Print the data exactly, leaving nothing out.

+ + +

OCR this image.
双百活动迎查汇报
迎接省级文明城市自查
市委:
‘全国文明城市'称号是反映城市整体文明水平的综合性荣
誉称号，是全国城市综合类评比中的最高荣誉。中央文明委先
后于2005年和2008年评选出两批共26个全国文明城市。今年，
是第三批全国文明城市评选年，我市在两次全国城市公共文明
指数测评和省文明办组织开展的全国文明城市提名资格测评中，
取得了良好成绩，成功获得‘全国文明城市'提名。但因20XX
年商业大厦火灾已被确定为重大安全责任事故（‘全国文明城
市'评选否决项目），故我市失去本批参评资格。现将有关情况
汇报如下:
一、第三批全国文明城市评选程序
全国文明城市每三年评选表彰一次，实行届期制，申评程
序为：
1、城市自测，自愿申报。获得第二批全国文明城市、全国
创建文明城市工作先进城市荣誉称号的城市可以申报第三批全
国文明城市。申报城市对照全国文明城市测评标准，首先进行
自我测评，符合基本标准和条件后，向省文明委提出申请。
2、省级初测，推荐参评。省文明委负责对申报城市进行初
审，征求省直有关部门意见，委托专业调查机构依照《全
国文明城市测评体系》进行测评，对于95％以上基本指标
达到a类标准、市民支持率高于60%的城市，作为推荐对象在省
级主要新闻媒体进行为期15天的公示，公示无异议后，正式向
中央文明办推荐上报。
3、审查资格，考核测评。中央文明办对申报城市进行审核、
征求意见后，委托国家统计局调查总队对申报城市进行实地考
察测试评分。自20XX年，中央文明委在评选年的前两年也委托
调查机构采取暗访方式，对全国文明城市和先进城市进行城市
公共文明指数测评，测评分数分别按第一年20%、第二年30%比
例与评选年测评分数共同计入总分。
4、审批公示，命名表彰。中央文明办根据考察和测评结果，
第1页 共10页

+ + +

▶ _RESULT FOR THIS EXERCISE_
OCR this image.
双百活动迎查汇报
迎接省级文明城市自查
市委:
‘全国文明城市'称号是反映城市整体文明水平的综合性荣
誉称号，是全国城市综合类评比中的最高荣誉。中央文明委先
后于2005年和2008年评选出两批共26个全国文明城市。今年，
是第三批全国文明城市评选年，我市在两次全国城市公共文明
指数测评和省文明办组织开展的全国文明城市提名资格测评中，
取得了良好成绩，成功获得‘全国文明城市'提名。但因20XX
年商业大厦火灾已被确定为重大安全责任事故（‘全国文明城
市'评选否决项目），故我市失去本批参评资格。现将有关情况
汇报如下:
一、第三批全国文明城市评选程序
全国文明城市每三年评选表彰一次，实行届期制，申评程
序为：
1、城市自测，自愿申报。获得第二批全国文明城市、全国
创建文明城市工作先进城市荣誉称号的城市可以申报第三批全
国文明城市。申报城市对照全国文明城市测评标准，首先进行
自我测评，符合基本标准和条件后，向省文明委提出申请。
2、省级初测，推荐参评。省文明委负责对申报城市进行初
审，征求省直有关部门意见，委托专业调查机构依照《全
国文明城市测评体系》进行测评，对于95％以上基本指标
达到a类标准、市民支持率高于60%的城市，作为推荐对象在省
级主要新闻媒体进行为期15天的公示，公示无异议后，正式向
中央文明办推荐上报。
3、审查资格，考核测评。中央文明办对申报城市进行审核、
征求意见后，委托国家统计局调查总队对申报城市进行实地考
察测试评分。自20XX年，中央文明委在评选年的前两年也委托
调查机构采取暗访方式，对全国文明城市和先进城市进行城市
公共文明指数测评，测评分数分别按第一年20%、第二年30%比
例与评选年测评分数共同计入总分。
4、审批公示，命名表彰。中央文明办根据考察和测评结果，
第1页 共10页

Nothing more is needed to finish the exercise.